[Recorded data]
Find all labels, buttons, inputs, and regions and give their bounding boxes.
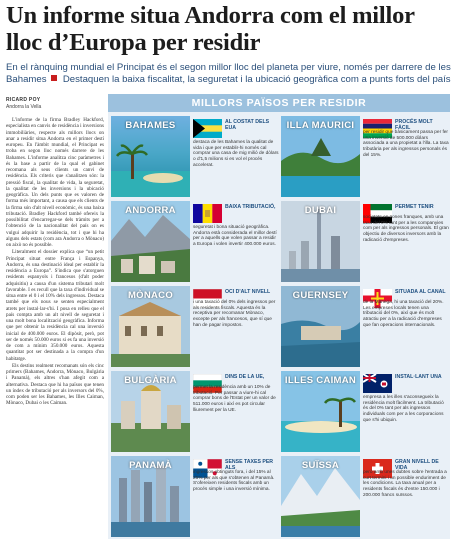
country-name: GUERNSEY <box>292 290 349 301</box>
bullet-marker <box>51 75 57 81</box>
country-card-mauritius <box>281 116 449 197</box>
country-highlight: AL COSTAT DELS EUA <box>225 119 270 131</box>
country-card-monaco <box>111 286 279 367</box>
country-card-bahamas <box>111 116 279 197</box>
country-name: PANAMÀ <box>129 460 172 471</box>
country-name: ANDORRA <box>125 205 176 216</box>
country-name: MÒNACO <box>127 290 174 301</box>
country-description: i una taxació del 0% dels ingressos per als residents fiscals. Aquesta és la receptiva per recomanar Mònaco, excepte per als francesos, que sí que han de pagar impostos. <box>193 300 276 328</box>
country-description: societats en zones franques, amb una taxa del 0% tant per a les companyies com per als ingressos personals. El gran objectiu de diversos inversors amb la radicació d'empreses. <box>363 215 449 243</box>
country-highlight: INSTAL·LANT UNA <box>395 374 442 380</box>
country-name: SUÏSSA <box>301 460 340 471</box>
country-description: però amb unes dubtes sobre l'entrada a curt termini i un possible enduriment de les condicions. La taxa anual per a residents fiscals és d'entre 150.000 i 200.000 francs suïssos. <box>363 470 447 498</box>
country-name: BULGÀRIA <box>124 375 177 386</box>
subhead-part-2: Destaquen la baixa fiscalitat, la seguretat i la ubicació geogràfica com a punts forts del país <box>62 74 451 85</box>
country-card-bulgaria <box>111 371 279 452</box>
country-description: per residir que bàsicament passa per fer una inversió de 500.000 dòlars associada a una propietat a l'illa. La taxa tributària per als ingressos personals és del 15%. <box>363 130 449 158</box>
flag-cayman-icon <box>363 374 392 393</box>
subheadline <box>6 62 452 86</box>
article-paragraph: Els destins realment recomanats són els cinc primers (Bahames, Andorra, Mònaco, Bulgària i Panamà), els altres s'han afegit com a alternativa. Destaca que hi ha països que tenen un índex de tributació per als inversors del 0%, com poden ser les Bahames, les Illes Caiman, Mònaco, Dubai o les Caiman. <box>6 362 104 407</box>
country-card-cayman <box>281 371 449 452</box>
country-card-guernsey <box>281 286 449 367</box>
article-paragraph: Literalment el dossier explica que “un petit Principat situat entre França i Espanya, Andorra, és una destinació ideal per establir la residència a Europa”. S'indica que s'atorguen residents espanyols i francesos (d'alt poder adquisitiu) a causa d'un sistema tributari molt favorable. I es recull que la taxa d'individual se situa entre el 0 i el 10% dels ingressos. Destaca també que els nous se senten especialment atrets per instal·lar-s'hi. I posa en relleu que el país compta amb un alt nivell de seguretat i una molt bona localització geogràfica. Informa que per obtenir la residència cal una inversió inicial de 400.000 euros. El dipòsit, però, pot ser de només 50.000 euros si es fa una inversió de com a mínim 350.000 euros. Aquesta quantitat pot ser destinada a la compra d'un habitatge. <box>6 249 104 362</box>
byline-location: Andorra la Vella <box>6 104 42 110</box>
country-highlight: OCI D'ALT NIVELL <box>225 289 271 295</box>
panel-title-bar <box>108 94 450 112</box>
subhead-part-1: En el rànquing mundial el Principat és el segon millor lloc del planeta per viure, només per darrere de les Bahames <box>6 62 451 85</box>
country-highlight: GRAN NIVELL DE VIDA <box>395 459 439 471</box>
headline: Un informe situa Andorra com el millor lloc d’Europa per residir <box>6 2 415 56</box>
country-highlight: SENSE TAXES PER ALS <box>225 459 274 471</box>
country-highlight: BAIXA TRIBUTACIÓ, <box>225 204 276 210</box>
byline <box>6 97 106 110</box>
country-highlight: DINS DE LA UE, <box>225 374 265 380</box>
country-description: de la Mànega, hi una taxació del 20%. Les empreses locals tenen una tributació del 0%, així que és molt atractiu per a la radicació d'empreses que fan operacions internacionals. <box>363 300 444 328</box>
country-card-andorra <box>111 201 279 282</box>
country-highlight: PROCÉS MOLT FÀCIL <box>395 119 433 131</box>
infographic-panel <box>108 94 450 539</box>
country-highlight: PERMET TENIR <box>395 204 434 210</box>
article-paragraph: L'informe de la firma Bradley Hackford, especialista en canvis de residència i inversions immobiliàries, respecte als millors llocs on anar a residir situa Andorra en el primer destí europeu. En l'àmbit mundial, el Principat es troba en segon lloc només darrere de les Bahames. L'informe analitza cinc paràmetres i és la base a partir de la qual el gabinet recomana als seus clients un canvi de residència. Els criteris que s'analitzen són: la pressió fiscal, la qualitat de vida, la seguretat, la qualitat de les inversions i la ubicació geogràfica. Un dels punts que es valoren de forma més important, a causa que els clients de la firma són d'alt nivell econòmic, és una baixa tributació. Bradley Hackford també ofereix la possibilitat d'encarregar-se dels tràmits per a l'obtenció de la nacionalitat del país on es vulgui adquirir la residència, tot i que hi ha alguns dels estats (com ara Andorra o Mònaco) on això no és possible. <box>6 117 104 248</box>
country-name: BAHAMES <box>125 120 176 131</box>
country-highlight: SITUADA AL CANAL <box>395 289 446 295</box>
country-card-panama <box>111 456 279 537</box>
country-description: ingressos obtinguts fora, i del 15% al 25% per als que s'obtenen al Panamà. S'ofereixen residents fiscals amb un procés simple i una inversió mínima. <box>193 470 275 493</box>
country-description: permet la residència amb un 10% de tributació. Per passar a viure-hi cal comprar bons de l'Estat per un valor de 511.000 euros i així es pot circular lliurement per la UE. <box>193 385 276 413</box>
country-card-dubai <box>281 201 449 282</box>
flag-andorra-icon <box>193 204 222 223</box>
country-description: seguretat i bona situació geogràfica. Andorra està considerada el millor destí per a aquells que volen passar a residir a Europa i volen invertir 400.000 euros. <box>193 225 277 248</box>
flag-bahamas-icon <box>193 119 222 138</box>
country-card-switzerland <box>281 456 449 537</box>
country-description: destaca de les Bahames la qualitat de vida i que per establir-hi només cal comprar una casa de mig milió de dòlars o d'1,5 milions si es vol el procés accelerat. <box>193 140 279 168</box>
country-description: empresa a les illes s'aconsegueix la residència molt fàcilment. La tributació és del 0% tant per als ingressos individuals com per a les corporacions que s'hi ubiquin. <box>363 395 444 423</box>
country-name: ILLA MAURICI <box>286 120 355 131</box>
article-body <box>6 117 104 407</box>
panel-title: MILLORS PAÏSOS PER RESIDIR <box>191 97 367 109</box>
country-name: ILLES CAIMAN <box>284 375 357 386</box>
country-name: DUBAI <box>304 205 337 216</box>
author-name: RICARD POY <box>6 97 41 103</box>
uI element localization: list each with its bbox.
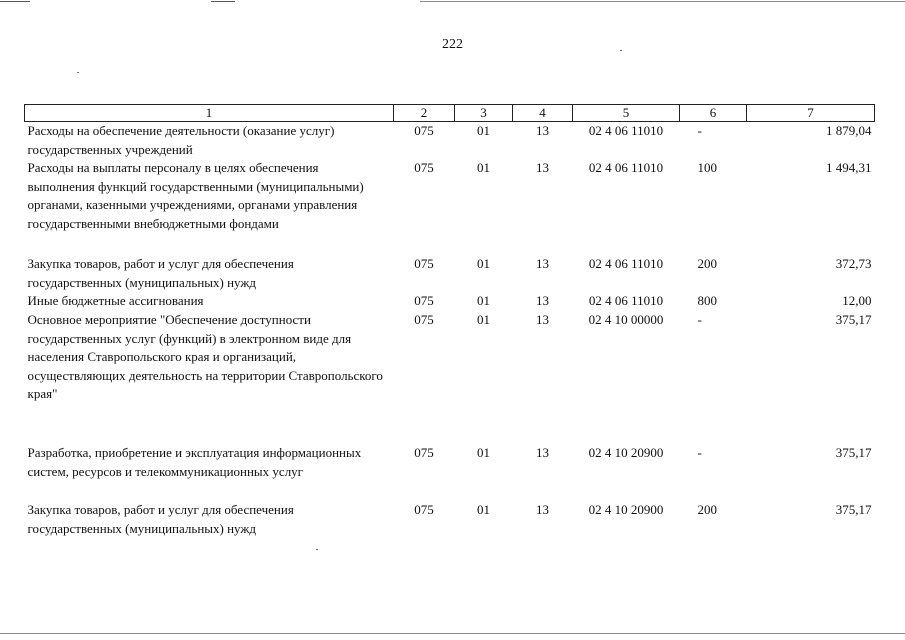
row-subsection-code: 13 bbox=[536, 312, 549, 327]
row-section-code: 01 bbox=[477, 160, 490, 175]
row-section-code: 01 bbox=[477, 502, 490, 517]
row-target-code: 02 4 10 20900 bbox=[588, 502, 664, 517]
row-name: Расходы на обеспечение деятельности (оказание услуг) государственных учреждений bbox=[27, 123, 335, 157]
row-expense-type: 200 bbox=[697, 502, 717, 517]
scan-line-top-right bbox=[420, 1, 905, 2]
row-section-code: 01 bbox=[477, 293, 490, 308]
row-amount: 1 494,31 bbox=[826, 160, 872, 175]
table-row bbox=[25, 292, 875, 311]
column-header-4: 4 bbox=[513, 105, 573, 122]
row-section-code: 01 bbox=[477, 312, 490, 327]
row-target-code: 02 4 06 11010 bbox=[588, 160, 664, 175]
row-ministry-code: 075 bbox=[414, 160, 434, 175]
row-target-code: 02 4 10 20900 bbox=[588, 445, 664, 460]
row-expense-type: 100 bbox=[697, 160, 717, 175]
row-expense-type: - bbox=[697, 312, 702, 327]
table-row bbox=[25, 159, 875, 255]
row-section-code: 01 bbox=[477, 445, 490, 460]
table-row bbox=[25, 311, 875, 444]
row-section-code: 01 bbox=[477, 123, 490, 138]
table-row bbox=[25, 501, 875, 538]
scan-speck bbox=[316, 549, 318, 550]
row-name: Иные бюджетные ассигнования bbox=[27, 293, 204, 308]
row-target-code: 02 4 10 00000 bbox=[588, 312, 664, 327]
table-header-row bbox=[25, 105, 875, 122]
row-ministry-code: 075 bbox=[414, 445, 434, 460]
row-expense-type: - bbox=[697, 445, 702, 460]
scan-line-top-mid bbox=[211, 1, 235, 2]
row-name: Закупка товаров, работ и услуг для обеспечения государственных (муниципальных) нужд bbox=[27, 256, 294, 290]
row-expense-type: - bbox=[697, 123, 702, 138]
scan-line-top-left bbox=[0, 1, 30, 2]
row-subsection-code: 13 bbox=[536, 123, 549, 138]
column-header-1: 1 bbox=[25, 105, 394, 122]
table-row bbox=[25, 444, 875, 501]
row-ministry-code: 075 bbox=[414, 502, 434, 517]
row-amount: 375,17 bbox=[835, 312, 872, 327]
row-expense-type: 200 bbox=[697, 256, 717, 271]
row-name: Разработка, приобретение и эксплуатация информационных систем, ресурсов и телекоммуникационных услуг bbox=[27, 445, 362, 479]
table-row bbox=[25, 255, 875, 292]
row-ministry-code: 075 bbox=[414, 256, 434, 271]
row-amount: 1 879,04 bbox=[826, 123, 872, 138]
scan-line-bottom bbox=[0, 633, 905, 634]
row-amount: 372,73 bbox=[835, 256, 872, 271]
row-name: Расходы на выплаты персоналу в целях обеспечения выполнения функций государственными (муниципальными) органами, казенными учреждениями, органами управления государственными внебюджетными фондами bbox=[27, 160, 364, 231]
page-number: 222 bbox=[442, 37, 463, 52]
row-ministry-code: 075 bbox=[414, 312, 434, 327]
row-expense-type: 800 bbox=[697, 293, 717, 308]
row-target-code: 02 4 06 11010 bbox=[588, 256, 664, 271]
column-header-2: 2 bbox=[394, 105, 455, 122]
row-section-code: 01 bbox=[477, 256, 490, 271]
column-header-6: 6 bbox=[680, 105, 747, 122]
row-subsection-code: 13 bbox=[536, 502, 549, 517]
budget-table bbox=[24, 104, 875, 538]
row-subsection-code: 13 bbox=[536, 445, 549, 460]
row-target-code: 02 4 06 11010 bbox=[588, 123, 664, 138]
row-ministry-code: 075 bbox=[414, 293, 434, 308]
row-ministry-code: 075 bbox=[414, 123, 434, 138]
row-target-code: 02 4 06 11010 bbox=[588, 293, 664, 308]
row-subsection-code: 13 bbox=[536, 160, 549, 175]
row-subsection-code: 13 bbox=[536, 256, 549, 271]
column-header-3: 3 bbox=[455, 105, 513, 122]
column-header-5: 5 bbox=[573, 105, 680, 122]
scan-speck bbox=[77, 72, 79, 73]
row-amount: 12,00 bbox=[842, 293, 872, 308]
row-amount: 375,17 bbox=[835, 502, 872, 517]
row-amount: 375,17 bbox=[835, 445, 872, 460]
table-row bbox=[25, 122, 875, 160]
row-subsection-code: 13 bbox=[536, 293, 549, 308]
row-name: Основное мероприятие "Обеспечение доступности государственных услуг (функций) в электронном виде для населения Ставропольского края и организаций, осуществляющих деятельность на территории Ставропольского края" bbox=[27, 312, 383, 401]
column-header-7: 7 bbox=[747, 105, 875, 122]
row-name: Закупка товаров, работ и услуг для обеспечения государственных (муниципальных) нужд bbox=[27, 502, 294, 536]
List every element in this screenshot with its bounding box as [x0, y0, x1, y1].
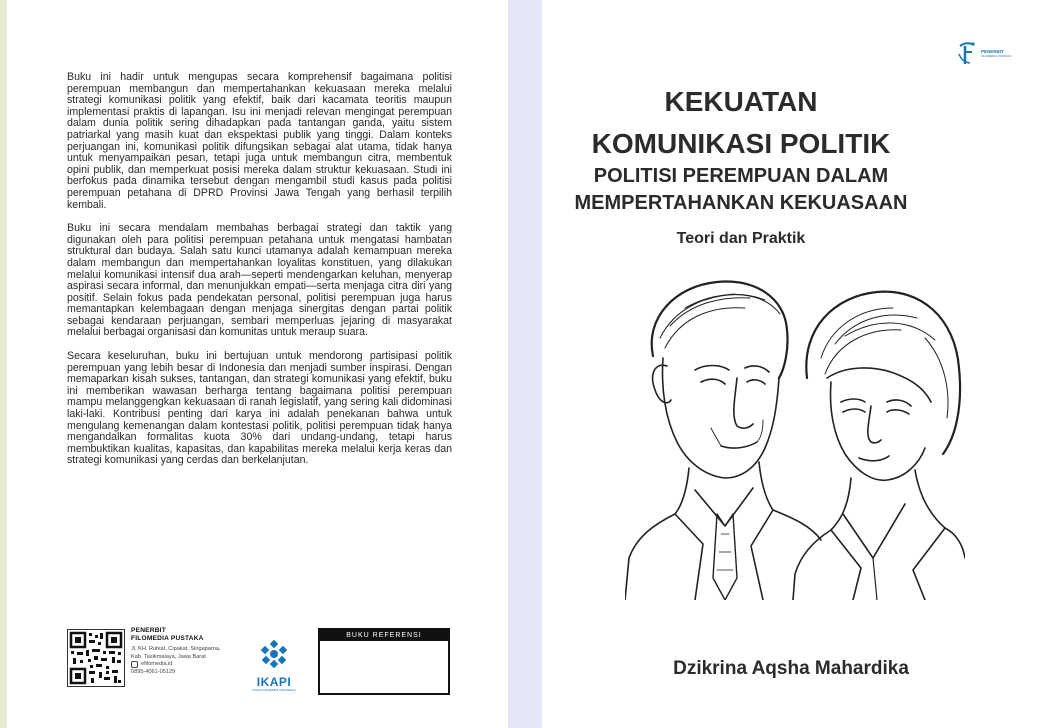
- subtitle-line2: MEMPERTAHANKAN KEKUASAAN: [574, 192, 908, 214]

Work instructions - Convert the records from the line with "country-name: GUERNSEY <box>292" to the line with "country-description: i una" into a JSON list of strings, one string per line, leaving out any blank lines.

Full answer -
[
  "country-name: GUERNSEY <box>292 290 349 301</box>",
  "bullet-marker <box>51 75 57 81</box>",
  "country-card-mauritius <box>281 116 449 197</box>",
  "country-highlight: AL COSTAT DELS EUA <box>225 119 270 131</box>",
  "country-card-monaco <box>111 286 279 367</box>",
  "country-card-bahamas <box>111 116 279 197</box>",
  "country-name: PANAMÀ <box>129 460 172 471</box>",
  "country-name: ANDORRA <box>125 205 176 216</box>",
  "country-name: MÒNACO <box>127 290 174 301</box>",
  "country-description: i una taxació del 0% dels ingressos per als residents fiscals. Aquesta és la receptiva per recomanar Mònaco, excepte per als francesos, que sí que han de pagar impostos. <box>193 300 276 328</box>"
]